_Information given_
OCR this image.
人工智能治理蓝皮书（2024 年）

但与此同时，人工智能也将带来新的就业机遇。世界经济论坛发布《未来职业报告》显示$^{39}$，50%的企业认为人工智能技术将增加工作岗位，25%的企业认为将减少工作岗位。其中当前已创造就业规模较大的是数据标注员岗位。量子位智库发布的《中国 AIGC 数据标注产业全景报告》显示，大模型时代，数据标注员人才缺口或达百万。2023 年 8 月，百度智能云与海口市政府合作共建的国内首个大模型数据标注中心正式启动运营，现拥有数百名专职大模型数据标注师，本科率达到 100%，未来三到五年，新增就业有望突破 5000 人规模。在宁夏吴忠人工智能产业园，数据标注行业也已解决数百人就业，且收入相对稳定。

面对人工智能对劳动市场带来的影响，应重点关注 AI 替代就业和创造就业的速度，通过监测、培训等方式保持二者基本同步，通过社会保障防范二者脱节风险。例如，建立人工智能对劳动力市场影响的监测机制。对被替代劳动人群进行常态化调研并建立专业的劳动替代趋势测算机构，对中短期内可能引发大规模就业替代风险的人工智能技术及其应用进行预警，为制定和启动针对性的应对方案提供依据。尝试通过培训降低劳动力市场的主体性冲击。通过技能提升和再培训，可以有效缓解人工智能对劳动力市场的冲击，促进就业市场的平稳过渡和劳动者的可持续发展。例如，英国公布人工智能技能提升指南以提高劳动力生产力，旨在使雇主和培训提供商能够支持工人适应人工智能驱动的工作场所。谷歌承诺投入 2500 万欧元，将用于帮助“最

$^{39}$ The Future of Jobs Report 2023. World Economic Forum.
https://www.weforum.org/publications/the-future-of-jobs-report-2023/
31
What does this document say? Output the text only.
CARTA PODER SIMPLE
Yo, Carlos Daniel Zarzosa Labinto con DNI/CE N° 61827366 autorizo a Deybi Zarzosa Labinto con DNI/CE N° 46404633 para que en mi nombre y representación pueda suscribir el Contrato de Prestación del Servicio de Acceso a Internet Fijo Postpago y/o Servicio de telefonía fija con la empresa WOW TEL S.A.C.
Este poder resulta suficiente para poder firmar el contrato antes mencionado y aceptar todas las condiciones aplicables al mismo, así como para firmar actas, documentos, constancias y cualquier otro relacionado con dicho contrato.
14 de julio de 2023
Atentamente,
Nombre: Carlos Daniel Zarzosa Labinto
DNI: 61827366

_Exercise prompt_
Each line in the data that holds the string "Labinto" should be found and copied.

_Task answer_
Yo, Carlos Daniel Zarzosa Labinto con DNI/CE N° 61827366 autorizo a Deybi Zarzosa Labinto con DNI/CE N° 46404633 para que en mi nombre y representación pueda suscribir el Contrato de Prestación del Servicio de Acceso a Internet Fijo Postpago y/o Servicio de telefonía fija con la empresa WOW TEL S.A.C.
Nombre: Carlos Daniel Zarzosa Labinto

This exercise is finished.